ENTRIES –
┌────────

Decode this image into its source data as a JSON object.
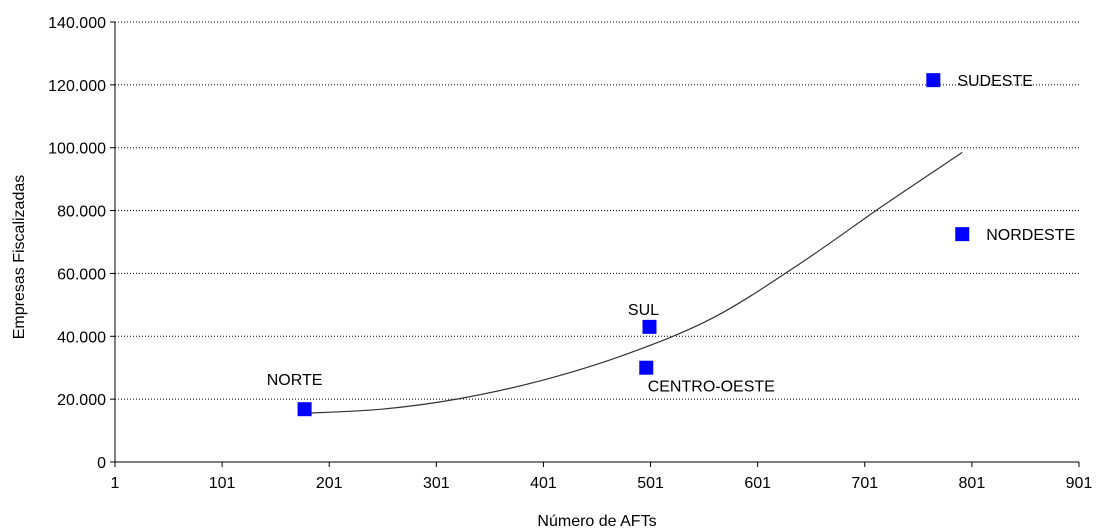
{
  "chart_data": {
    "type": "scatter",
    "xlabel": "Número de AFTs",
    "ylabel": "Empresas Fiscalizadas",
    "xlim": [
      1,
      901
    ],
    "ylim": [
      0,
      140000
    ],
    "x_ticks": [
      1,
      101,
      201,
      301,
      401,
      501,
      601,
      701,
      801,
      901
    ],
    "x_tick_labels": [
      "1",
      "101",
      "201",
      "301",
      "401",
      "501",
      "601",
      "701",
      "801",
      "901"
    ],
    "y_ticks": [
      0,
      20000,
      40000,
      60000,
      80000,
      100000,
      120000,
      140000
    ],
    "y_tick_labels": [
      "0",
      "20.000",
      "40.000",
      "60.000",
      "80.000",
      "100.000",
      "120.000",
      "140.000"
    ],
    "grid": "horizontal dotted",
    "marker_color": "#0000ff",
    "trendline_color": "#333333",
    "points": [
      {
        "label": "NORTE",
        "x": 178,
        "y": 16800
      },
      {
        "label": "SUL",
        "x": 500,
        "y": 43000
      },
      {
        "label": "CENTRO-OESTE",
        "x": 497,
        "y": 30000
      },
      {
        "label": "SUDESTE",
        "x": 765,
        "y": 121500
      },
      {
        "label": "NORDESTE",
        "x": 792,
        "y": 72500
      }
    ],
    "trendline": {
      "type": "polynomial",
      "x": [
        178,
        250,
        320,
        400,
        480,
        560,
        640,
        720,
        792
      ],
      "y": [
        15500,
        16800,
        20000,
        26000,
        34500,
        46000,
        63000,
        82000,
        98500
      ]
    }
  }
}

└────────
┌────────

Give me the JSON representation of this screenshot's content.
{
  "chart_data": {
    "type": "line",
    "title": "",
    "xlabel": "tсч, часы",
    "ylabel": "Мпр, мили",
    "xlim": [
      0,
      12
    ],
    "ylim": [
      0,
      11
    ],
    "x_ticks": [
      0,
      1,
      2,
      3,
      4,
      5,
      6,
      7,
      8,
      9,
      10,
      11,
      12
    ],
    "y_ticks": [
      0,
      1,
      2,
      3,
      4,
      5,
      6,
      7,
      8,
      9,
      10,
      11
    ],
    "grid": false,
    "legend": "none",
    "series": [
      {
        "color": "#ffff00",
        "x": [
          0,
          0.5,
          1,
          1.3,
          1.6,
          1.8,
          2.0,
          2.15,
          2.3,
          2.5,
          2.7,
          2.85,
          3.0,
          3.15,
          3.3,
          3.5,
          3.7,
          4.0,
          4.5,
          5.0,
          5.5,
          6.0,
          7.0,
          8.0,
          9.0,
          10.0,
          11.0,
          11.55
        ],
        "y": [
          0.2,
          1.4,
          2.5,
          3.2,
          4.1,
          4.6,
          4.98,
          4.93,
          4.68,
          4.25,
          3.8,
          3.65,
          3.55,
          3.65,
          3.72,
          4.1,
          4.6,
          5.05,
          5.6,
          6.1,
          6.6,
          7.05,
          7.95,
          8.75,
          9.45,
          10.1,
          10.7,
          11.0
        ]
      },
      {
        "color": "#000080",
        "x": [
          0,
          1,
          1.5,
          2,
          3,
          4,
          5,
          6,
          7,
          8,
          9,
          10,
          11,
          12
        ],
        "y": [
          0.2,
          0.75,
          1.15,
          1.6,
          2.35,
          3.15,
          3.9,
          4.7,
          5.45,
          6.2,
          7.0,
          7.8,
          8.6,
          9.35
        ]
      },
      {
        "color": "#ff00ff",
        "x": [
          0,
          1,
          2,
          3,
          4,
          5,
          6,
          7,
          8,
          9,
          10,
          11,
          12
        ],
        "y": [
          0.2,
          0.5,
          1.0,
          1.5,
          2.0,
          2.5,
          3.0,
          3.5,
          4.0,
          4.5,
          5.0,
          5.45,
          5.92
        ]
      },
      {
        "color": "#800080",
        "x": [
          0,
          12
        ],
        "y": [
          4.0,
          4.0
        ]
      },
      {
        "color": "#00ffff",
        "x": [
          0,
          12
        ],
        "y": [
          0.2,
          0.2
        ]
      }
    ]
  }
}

└────────

WORK TO BE COMPLETED –
Copy out each line of the material that holds the word "xlabel".

OUTPUT FOR THIS EXERCISE –
    "xlabel": "Número de AFTs",
    "xlabel": "tсч, часы",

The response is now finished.